**Exercise description:**
Only the pictures stay out; every record is to be quoted exactly.

Dataset records on visual material
++++++++++++++++++++

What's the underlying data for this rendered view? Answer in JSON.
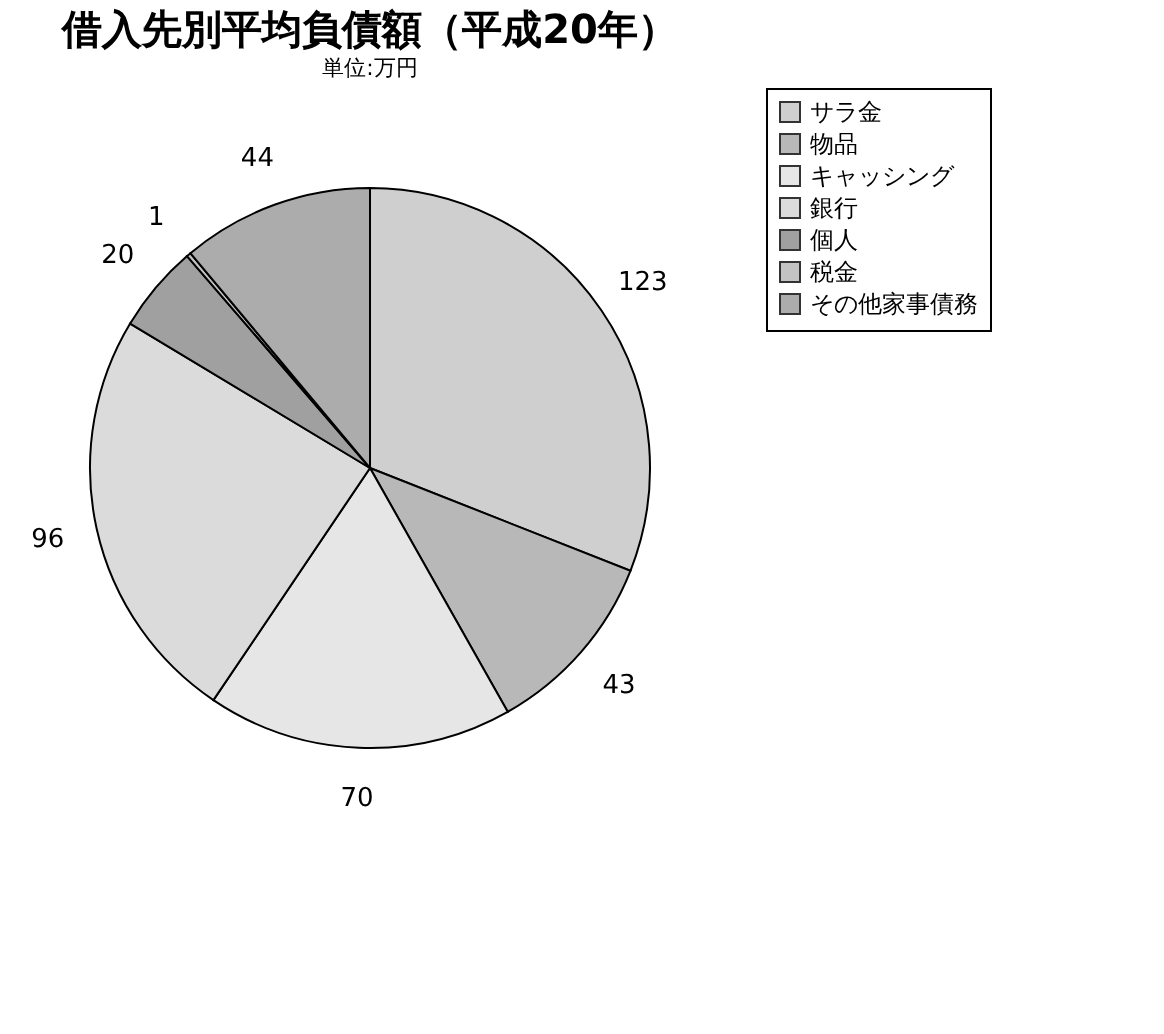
{
  "chart_data": {
    "type": "pie",
    "title": "借入先別平均負債額（平成20年）",
    "subtitle": "単位:万円",
    "categories": [
      "サラ金",
      "物品",
      "キャッシング",
      "銀行",
      "個人",
      "税金",
      "その他家事債務"
    ],
    "values": [
      123,
      43,
      70,
      96,
      20,
      1,
      44
    ],
    "colors": [
      "#cfcfcf",
      "#b8b8b8",
      "#e6e6e6",
      "#dbdbdb",
      "#a0a0a0",
      "#c3c3c3",
      "#acacac"
    ],
    "data_labels": true,
    "legend": "right"
  }
}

++++++++++++++++++++

**Reply to the task:**
What's the underlying data for this rendered view? Answer in JSON.
{
  "chart_data": {
    "type": "pie",
    "title": "借入先別平均負債額（平成20年）",
    "subtitle": "単位:万円",
    "categories": [
      "サラ金",
      "物品",
      "キャッシング",
      "銀行",
      "個人",
      "税金",
      "その他家事債務"
    ],
    "values": [
      123,
      43,
      70,
      96,
      20,
      1,
      44
    ],
    "colors": [
      "#cfcfcf",
      "#b8b8b8",
      "#e6e6e6",
      "#dbdbdb",
      "#a0a0a0",
      "#c3c3c3",
      "#acacac"
    ],
    "data_labels": true,
    "legend": "right"
  }
}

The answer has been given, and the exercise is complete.